(Data records)
^^^^

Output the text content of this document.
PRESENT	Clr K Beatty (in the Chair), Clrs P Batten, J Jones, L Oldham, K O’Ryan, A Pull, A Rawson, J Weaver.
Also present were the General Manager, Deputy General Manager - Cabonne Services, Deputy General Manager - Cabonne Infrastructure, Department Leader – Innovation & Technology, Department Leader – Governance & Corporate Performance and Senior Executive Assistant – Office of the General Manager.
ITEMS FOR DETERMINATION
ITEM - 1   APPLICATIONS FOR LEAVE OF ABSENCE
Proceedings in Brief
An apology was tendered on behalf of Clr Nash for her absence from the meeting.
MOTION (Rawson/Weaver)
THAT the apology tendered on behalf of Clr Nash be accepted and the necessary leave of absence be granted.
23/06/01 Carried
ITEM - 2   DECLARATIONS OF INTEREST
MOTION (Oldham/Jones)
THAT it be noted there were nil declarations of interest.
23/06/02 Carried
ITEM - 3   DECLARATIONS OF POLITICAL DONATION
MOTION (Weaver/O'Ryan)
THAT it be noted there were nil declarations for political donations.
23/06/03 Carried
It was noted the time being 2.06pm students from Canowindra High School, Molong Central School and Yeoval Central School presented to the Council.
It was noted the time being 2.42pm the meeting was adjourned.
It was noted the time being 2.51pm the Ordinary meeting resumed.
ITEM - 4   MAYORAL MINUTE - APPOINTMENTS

^^^^

What the task requires :: In the entries above, find the lines containing the word "apology" and say how many there are, with no other words.

Response to the task :: 2